_Source records_.
* BEGIN *

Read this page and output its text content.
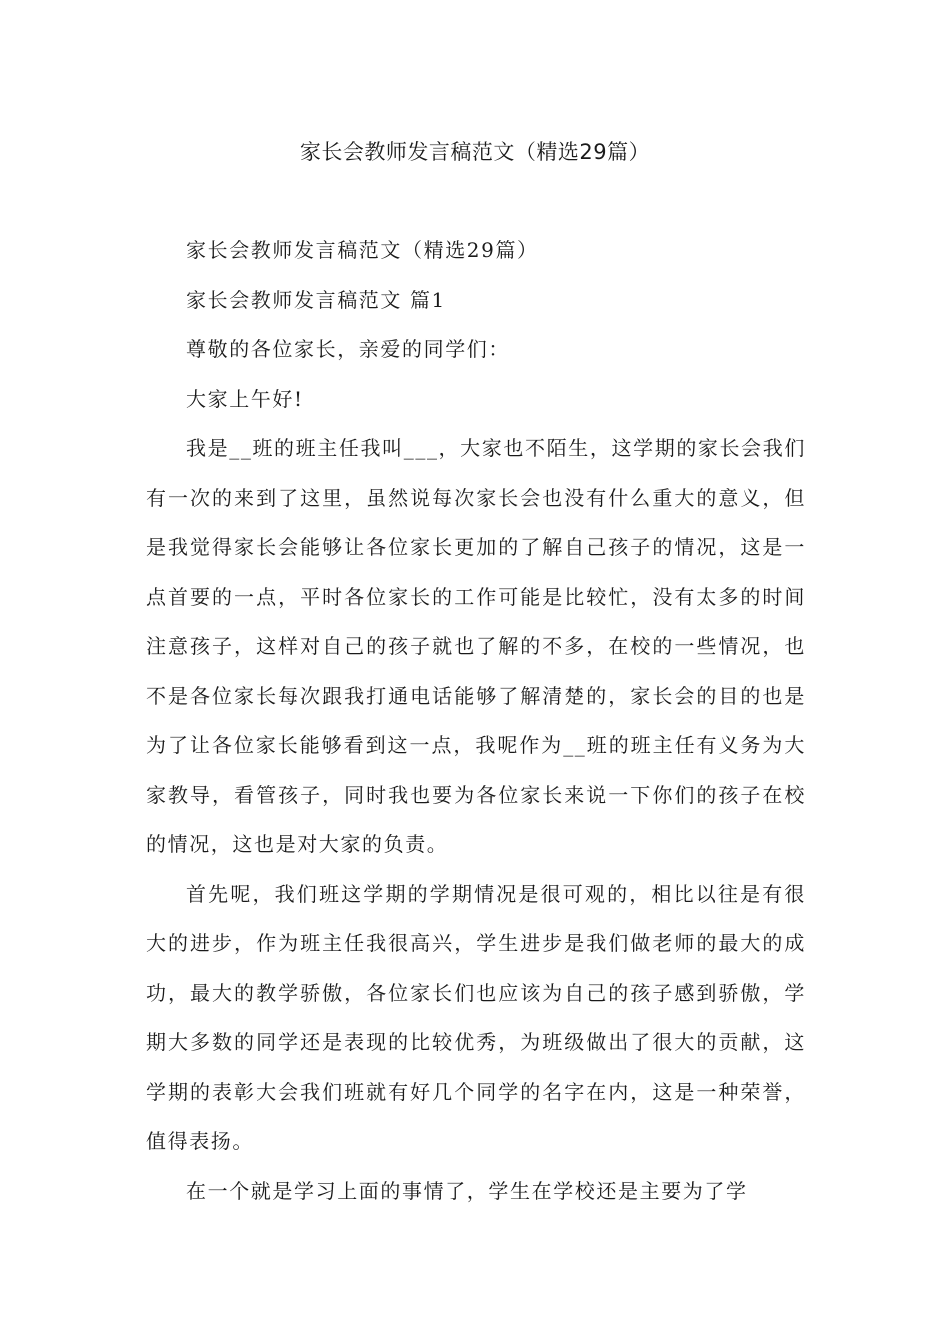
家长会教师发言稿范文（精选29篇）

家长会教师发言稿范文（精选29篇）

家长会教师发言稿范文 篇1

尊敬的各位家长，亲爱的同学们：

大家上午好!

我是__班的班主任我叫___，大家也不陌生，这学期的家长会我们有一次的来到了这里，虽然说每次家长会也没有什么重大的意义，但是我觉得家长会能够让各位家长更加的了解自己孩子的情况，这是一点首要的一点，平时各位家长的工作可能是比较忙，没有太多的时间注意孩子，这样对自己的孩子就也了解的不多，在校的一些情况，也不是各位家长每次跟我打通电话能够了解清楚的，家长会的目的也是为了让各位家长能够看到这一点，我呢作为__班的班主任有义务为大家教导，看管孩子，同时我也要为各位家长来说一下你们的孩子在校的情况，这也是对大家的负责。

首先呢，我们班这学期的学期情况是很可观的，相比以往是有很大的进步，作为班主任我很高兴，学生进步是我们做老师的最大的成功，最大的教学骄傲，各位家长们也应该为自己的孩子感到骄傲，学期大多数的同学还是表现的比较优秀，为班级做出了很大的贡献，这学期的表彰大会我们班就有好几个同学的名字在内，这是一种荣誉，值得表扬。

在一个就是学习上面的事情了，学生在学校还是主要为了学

* END *

_The exercise_. Make an exact copy of the records shown above, without the pictures.

_Result_.
Read this page and output its text content.
家长会教师发言稿范文（精选29篇）

家长会教师发言稿范文（精选29篇）

家长会教师发言稿范文 篇1

尊敬的各位家长，亲爱的同学们：

大家上午好!

我是__班的班主任我叫___，大家也不陌生，这学期的家长会我们有一次的来到了这里，虽然说每次家长会也没有什么重大的意义，但是我觉得家长会能够让各位家长更加的了解自己孩子的情况，这是一点首要的一点，平时各位家长的工作可能是比较忙，没有太多的时间注意孩子，这样对自己的孩子就也了解的不多，在校的一些情况，也不是各位家长每次跟我打通电话能够了解清楚的，家长会的目的也是为了让各位家长能够看到这一点，我呢作为__班的班主任有义务为大家教导，看管孩子，同时我也要为各位家长来说一下你们的孩子在校的情况，这也是对大家的负责。

首先呢，我们班这学期的学期情况是很可观的，相比以往是有很大的进步，作为班主任我很高兴，学生进步是我们做老师的最大的成功，最大的教学骄傲，各位家长们也应该为自己的孩子感到骄傲，学期大多数的同学还是表现的比较优秀，为班级做出了很大的贡献，这学期的表彰大会我们班就有好几个同学的名字在内，这是一种荣誉，值得表扬。

在一个就是学习上面的事情了，学生在学校还是主要为了学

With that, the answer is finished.